*PROBLEM TO SOLVE:* Reproduce the passage of the vice presidential debate article starting at "Moderator Susan Page, Washington" and ending at "a major party.".

Segment Start: PROVIDED TEXT

Harris and Pence — Not Exactly Moving the Needle in Lackluster Debate

Moderator Susan Page, Washington Bureau Chief for USA Today, explains the rules to Vice President Mike Pence and Democratic vice presidential candidate Sen. Kamala Harris, D-Calif., during the vice presidential debate Wednesday, Oct. 7, 2020, at Kingsbury Hall on the campus of the University of Utah in Salt Lake City. (AP Photo/Patrick Semansky)

The 90-minute debate between Vice President Mike Pence and Senator Kamala Harris took place Wednesday at the University of Utah’s Kingsbury Hall in Salt Lake City. Issues pertaining to the coronavirus, the Supreme Court, taxes, abortion, racial inequality and climate change were some topics that were addressed.

In the beginning of the debate, Harris expressed concern for President Trump’s health, while Pence congratulated Harris on the “historic nature” of her nomination as the first black woman vice presidential candidate of a major party.

Segment End: PROVIDED TEXT
Segment Start: DATA RECORDS

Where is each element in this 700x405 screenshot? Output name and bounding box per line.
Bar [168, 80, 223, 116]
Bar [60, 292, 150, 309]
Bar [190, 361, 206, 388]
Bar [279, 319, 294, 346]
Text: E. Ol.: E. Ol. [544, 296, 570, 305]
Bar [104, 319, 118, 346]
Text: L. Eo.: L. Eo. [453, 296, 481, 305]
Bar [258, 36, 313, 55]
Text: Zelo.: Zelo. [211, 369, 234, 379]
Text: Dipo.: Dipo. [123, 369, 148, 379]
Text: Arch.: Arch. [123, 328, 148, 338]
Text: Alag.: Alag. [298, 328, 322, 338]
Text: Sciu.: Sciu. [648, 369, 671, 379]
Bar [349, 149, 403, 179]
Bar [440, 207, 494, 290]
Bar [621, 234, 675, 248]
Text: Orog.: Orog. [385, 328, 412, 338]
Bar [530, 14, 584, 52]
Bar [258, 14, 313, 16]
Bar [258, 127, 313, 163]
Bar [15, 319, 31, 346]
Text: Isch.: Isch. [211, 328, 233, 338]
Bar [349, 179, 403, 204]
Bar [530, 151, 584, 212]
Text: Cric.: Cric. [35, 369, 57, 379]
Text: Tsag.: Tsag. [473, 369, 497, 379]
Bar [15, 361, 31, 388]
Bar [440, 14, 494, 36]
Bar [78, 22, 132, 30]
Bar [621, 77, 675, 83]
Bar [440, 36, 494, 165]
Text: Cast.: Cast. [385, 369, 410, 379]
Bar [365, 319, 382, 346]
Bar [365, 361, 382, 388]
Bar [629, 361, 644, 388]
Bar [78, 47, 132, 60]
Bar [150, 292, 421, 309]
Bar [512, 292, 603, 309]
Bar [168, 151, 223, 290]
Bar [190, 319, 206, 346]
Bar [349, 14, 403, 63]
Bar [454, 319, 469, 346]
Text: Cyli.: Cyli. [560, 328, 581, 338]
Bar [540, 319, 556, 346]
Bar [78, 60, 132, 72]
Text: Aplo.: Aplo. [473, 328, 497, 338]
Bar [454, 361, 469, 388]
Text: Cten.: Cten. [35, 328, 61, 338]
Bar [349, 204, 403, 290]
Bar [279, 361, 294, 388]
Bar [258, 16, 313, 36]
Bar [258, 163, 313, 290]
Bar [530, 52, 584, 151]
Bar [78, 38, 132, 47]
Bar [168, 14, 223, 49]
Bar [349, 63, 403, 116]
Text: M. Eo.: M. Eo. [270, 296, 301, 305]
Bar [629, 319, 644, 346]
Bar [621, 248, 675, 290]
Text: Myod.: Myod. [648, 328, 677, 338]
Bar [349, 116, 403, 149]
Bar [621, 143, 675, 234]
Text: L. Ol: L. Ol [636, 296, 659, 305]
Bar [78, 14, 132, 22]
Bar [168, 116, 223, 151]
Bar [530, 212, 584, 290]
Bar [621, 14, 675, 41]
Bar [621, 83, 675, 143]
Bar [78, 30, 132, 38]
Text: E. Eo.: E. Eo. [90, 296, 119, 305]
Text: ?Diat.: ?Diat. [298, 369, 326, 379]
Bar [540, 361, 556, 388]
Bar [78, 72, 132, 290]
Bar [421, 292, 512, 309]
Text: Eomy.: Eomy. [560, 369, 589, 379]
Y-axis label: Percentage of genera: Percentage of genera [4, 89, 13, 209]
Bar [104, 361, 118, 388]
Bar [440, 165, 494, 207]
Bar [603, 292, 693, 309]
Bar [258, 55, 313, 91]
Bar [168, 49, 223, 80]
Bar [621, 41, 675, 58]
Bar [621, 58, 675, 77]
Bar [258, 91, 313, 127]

Segment End: DATA RECORDS

*EXERCISE SOLUTION:*
Moderator Susan Page, Washington Bureau Chief for USA Today, explains the rules to Vice President Mike Pence and Democratic vice presidential candidate Sen. Kamala Harris, D-Calif., during the vice presidential debate Wednesday, Oct. 7, 2020, at Kingsbury Hall on the campus of the University of Utah in Salt Lake City. (AP Photo/Patrick Semansky)

The 90-minute debate between Vice President Mike Pence and Senator Kamala Harris took place Wednesday at the University of Utah’s Kingsbury Hall in Salt Lake City. Issues pertaining to the coronavirus, the Supreme Court, taxes, abortion, racial inequality and climate change were some topics that were addressed.

In the beginning of the debate, Harris expressed concern for President Trump’s health, while Pence congratulated Harris on the “historic nature” of her nomination as the first black woman vice presidential candidate of a major party.